Can you quote exactly the stretch of lines from the one with "Convert this screenshot" through the final line of the material, both ends included?

* [Material for this task]
★ ★ ★ ★ ★

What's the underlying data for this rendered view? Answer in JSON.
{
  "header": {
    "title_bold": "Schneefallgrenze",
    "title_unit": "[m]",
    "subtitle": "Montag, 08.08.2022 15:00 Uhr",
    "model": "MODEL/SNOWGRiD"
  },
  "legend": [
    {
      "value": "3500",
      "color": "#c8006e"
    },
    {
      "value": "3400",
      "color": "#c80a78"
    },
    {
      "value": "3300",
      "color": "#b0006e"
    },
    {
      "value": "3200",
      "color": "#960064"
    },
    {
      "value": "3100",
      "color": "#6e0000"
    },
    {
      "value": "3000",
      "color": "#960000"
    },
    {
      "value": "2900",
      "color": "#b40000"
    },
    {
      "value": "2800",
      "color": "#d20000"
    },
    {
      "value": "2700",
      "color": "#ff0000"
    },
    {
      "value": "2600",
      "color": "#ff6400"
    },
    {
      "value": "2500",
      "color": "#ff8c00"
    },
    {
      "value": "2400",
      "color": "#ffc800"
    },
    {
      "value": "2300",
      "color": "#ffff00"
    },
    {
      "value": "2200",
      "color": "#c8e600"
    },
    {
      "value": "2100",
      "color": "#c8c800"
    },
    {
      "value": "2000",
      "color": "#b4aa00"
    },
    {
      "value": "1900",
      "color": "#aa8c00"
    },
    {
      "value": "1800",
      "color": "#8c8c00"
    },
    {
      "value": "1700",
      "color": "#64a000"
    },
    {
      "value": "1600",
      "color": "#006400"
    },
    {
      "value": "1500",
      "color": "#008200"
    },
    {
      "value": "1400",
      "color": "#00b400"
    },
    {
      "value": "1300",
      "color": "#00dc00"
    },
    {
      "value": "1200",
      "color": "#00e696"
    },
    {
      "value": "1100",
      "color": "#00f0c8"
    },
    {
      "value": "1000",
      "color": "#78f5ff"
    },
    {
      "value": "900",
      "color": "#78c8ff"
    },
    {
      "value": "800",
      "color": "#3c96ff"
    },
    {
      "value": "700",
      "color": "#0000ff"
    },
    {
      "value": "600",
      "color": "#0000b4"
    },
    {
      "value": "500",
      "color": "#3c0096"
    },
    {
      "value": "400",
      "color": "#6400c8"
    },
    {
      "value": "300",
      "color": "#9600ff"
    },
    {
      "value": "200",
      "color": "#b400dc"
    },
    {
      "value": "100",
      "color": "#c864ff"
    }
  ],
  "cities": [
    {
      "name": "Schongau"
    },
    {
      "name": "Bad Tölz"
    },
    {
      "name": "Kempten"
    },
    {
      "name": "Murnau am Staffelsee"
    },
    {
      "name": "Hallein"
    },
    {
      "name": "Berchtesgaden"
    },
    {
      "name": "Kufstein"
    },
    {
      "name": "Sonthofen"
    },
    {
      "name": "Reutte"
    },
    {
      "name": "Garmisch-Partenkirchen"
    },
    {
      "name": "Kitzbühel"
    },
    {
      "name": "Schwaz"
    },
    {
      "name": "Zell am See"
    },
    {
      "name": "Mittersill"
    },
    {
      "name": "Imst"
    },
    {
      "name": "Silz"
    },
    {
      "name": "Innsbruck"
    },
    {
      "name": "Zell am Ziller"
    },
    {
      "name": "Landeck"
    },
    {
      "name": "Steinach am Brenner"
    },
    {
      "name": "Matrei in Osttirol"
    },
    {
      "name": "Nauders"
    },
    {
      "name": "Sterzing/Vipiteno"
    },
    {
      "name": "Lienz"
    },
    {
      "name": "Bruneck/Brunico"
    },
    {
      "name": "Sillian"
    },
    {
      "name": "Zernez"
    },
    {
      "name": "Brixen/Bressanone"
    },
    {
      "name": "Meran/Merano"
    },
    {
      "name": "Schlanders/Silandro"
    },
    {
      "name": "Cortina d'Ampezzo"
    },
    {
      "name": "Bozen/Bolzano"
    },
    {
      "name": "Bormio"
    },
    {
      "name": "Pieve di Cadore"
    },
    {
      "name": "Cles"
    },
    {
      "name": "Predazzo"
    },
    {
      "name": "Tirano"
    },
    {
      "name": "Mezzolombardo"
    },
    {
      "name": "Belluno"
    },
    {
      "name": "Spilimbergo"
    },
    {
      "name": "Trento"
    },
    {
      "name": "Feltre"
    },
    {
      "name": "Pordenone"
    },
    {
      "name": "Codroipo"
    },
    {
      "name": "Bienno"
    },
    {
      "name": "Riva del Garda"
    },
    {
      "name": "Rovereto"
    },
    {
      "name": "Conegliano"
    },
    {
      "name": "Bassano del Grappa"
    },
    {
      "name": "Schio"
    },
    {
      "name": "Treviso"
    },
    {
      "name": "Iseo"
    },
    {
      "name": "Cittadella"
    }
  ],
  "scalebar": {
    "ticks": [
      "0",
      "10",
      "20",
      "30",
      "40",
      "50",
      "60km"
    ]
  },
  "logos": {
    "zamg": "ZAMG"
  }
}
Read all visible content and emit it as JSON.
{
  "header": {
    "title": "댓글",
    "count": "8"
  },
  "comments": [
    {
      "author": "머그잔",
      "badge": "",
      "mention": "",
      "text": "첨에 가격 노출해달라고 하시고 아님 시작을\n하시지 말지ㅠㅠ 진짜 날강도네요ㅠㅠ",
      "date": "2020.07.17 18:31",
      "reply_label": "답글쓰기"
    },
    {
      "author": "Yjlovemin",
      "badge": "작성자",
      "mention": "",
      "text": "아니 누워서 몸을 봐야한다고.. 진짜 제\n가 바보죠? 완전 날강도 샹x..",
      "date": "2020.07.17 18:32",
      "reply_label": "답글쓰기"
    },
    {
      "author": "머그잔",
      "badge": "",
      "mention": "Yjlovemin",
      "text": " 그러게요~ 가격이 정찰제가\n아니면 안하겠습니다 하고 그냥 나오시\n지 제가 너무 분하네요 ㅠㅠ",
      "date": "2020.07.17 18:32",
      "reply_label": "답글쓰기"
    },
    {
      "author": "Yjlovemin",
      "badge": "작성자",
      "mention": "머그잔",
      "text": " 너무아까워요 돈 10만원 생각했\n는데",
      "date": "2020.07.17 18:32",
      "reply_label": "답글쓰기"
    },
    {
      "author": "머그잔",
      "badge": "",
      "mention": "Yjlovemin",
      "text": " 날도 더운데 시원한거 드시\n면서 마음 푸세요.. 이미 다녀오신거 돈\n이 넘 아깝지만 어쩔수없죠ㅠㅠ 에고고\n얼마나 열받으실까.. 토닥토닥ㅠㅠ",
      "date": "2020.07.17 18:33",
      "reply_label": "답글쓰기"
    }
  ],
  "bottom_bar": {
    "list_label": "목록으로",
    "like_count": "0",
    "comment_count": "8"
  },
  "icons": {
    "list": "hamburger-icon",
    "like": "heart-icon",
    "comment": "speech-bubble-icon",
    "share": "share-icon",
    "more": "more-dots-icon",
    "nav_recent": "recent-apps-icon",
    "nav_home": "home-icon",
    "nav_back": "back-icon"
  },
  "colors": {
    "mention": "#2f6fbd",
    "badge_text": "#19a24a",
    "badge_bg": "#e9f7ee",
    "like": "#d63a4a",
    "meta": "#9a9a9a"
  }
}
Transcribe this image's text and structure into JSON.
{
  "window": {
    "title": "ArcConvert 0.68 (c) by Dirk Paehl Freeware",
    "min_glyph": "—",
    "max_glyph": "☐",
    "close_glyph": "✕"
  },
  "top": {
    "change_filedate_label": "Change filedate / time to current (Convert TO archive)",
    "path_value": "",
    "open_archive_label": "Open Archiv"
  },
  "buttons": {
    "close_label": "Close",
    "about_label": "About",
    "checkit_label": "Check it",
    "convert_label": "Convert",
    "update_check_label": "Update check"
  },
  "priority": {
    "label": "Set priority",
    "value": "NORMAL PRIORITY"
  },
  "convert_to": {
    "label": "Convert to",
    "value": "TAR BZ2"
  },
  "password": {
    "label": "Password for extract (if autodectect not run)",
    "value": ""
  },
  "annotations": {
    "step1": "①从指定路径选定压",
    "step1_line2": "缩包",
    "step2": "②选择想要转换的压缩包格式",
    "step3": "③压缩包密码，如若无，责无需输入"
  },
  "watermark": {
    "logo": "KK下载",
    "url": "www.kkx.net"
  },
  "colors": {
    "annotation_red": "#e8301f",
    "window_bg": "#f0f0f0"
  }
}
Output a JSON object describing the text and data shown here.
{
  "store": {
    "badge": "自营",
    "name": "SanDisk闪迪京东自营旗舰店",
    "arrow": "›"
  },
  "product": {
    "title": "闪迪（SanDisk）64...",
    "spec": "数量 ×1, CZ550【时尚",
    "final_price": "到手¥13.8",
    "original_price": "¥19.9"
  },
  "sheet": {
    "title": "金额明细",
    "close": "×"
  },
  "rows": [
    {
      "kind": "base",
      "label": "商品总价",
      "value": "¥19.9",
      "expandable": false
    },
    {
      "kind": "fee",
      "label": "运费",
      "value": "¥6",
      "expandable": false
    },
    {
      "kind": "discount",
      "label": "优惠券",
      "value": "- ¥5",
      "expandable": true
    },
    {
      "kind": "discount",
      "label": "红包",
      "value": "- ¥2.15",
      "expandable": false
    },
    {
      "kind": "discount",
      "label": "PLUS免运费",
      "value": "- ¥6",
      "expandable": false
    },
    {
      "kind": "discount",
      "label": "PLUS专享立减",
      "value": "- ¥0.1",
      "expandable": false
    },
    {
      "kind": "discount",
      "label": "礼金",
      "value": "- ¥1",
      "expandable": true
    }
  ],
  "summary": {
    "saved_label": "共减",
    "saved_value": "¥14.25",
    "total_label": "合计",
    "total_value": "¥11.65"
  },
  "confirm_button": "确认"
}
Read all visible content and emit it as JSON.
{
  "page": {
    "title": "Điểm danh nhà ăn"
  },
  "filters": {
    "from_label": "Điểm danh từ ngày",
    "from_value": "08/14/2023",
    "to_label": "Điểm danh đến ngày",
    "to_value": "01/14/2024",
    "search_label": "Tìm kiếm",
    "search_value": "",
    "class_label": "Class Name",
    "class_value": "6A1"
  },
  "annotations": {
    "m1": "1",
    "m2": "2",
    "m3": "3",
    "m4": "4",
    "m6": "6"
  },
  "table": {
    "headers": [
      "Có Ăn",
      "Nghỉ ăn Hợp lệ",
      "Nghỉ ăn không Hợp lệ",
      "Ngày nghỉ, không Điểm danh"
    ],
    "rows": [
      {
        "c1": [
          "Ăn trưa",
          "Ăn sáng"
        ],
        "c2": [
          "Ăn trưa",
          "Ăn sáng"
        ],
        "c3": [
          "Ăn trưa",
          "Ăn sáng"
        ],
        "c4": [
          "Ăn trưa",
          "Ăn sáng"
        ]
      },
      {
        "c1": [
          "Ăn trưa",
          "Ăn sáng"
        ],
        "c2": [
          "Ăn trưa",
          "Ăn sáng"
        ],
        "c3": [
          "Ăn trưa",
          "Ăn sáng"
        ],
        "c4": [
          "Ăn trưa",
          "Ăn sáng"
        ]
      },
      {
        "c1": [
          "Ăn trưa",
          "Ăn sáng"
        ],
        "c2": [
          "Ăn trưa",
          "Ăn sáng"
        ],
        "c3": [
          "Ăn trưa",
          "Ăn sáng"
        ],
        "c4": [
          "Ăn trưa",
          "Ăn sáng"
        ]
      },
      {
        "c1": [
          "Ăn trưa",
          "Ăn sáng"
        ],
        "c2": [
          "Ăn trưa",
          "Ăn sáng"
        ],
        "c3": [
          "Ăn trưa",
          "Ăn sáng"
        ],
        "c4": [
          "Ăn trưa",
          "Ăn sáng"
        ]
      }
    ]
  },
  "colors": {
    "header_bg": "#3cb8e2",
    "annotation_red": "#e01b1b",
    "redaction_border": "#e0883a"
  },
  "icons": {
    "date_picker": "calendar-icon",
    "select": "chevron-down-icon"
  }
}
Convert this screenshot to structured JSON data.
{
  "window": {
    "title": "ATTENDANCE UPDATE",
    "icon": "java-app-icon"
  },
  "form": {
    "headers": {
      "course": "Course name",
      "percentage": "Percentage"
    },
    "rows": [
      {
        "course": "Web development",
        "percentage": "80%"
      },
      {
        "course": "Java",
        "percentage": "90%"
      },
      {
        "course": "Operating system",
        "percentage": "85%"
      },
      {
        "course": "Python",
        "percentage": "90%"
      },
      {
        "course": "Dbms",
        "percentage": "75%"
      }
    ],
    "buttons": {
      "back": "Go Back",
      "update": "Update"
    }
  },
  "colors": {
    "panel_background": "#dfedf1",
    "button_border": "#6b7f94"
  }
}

★ ★ ★ ★ ★

* [Solution]
Convert this screenshot to structured JSON data.
{
  "window": {
    "title": "ATTENDANCE UPDATE",
    "icon": "java-app-icon"
  },
  "form": {
    "headers": {
      "course": "Course name",
      "percentage": "Percentage"
    },
    "rows": [
      {
        "course": "Web development",
        "percentage": "80%"
      },
      {
        "course": "Java",
        "percentage": "90%"
      },
      {
        "course": "Operating system",
        "percentage": "85%"
      },
      {
        "course": "Python",
        "percentage": "90%"
      },
      {
        "course": "Dbms",
        "percentage": "75%"
      }
    ],
    "buttons": {
      "back": "Go Back",
      "update": "Update"
    }
  },
  "colors": {
    "panel_background": "#dfedf1",
    "button_border": "#6b7f94"
  }
}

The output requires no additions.